Problem:
Find every line below that contains the word "JSON" and copy it out.

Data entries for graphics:
————
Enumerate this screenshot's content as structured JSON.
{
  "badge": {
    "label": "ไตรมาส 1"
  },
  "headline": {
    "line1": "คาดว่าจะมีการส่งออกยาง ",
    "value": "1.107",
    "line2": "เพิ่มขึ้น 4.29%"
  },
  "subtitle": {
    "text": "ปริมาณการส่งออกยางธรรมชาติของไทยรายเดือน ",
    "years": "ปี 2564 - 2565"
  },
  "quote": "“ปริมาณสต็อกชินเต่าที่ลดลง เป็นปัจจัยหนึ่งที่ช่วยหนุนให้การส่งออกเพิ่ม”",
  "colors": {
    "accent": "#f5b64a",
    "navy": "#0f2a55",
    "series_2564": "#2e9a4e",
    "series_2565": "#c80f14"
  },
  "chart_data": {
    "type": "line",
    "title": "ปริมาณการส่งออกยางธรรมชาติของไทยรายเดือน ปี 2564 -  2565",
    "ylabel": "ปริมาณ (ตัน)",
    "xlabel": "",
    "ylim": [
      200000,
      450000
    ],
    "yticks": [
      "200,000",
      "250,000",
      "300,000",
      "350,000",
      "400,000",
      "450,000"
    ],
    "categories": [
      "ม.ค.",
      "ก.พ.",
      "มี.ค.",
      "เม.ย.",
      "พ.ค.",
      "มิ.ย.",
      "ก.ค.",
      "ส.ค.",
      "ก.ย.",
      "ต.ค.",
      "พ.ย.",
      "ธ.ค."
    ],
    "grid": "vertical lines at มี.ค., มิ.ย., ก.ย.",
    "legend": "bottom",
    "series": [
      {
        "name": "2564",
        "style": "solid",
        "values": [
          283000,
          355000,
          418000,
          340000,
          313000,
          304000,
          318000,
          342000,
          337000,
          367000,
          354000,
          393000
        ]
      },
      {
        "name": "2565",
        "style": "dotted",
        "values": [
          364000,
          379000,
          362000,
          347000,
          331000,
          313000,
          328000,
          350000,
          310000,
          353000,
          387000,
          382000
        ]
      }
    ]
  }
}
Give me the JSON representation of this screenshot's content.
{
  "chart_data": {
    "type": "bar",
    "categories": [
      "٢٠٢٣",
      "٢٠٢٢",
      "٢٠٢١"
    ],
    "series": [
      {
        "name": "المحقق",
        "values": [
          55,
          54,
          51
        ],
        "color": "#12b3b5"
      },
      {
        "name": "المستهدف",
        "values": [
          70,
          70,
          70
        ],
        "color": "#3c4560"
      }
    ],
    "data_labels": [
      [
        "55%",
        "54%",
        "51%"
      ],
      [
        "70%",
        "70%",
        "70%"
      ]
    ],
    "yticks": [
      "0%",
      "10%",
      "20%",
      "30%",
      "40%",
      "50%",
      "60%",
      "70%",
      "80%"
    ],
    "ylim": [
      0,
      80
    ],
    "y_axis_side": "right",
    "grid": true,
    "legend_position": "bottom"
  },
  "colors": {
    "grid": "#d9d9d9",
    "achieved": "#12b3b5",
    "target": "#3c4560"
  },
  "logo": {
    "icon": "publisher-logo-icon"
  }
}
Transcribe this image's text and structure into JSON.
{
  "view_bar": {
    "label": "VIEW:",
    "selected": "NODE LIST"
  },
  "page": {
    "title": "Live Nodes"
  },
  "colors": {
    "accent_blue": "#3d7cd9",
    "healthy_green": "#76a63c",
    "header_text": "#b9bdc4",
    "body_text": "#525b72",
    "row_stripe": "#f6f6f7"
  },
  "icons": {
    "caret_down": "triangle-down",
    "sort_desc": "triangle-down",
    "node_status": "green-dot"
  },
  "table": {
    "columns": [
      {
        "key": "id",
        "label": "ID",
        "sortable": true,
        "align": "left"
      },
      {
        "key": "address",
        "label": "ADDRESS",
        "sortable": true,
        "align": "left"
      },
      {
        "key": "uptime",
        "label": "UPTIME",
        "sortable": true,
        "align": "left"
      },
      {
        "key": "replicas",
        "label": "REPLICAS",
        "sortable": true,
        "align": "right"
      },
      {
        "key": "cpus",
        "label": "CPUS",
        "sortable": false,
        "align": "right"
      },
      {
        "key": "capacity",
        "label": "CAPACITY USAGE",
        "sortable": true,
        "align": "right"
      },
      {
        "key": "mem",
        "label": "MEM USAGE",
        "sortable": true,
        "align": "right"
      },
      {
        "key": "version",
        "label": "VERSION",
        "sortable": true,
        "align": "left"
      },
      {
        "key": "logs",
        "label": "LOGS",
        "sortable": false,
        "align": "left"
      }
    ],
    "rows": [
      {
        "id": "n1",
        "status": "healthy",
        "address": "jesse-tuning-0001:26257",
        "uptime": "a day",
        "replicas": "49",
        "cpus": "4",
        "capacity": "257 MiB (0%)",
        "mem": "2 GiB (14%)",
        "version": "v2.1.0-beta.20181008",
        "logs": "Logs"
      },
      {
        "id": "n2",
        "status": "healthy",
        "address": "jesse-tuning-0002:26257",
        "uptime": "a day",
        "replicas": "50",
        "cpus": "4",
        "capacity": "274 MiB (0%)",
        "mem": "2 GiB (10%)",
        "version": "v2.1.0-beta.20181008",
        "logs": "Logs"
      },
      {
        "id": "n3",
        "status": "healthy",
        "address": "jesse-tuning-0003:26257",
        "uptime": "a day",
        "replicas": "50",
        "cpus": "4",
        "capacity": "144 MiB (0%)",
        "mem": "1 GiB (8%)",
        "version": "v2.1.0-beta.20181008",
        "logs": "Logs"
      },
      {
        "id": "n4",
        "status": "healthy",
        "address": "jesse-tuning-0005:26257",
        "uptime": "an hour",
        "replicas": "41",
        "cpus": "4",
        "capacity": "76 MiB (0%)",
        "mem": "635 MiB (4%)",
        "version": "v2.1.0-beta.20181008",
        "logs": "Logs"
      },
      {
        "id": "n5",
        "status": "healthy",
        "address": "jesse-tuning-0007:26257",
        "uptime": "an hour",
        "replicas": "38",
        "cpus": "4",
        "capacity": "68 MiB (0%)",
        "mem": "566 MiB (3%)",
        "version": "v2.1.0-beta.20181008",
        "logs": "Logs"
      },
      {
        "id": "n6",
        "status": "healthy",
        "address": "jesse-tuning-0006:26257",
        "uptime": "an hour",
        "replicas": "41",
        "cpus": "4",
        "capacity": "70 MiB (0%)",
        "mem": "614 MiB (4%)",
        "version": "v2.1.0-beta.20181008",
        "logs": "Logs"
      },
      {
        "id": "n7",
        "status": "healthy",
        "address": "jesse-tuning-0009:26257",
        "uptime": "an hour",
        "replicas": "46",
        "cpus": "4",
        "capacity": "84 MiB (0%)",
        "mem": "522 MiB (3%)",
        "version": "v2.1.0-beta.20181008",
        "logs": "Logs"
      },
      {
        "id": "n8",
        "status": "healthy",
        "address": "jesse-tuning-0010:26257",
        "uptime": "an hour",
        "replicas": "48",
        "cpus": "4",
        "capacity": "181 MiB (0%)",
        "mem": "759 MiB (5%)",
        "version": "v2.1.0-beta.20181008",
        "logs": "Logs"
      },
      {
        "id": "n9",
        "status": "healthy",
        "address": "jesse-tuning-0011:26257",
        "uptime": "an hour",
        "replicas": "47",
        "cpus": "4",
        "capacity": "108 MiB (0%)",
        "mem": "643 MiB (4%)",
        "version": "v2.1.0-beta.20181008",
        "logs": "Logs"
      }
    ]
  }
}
————
Result:
Enumerate this screenshot's content as structured JSON.
Give me the JSON representation of this screenshot's content.
Transcribe this image's text and structure into JSON.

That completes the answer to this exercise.